■ Exercise instructions ■
Copy out all the lines where "virtual" shows up.

**** Records provided

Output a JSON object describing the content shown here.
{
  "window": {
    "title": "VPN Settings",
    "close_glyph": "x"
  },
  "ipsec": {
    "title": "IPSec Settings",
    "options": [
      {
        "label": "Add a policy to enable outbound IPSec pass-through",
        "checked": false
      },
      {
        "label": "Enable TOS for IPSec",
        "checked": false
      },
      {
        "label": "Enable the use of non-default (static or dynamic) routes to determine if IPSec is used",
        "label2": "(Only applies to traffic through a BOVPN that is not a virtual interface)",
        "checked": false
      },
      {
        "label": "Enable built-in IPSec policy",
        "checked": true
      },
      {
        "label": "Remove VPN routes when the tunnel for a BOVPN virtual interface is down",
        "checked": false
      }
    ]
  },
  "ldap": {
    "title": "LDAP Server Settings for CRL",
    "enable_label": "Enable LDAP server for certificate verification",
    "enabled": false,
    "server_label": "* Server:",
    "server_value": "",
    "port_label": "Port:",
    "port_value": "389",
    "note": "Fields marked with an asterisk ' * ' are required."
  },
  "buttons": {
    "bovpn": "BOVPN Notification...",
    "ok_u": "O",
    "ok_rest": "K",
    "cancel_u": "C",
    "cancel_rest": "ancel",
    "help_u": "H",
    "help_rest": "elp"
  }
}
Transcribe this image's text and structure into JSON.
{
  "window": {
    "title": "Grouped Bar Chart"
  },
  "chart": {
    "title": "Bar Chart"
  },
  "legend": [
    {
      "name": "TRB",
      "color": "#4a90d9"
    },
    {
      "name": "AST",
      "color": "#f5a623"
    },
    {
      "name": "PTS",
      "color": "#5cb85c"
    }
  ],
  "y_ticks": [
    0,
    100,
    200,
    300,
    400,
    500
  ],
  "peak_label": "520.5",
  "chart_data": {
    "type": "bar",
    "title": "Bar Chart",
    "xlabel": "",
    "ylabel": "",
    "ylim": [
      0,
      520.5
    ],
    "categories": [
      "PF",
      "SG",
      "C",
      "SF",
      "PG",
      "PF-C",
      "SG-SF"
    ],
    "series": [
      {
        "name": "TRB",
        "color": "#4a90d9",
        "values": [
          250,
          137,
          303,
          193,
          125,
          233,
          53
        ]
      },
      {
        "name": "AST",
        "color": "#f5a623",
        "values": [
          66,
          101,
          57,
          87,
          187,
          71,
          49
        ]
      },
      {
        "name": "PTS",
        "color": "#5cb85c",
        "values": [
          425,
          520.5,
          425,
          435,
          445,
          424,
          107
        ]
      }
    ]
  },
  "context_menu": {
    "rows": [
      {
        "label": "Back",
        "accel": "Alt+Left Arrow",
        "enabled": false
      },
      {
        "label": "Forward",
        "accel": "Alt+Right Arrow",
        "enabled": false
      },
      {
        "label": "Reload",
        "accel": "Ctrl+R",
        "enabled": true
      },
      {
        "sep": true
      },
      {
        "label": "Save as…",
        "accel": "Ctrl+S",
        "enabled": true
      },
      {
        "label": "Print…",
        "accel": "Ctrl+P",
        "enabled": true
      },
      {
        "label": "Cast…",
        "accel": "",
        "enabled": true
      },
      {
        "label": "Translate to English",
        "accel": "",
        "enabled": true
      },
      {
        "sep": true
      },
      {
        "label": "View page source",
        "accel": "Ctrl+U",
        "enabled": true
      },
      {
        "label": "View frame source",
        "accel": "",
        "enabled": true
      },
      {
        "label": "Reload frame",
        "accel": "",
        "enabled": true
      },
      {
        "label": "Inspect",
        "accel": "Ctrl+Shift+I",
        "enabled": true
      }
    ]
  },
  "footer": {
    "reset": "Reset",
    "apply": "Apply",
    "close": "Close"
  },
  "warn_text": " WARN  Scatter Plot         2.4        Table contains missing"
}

********

■ Output of the exercise ■
        "label2": "(Only applies to traffic through a BOVPN that is not a virtual interface)",
        "label": "Remove VPN routes when the tunnel for a BOVPN virtual interface is down",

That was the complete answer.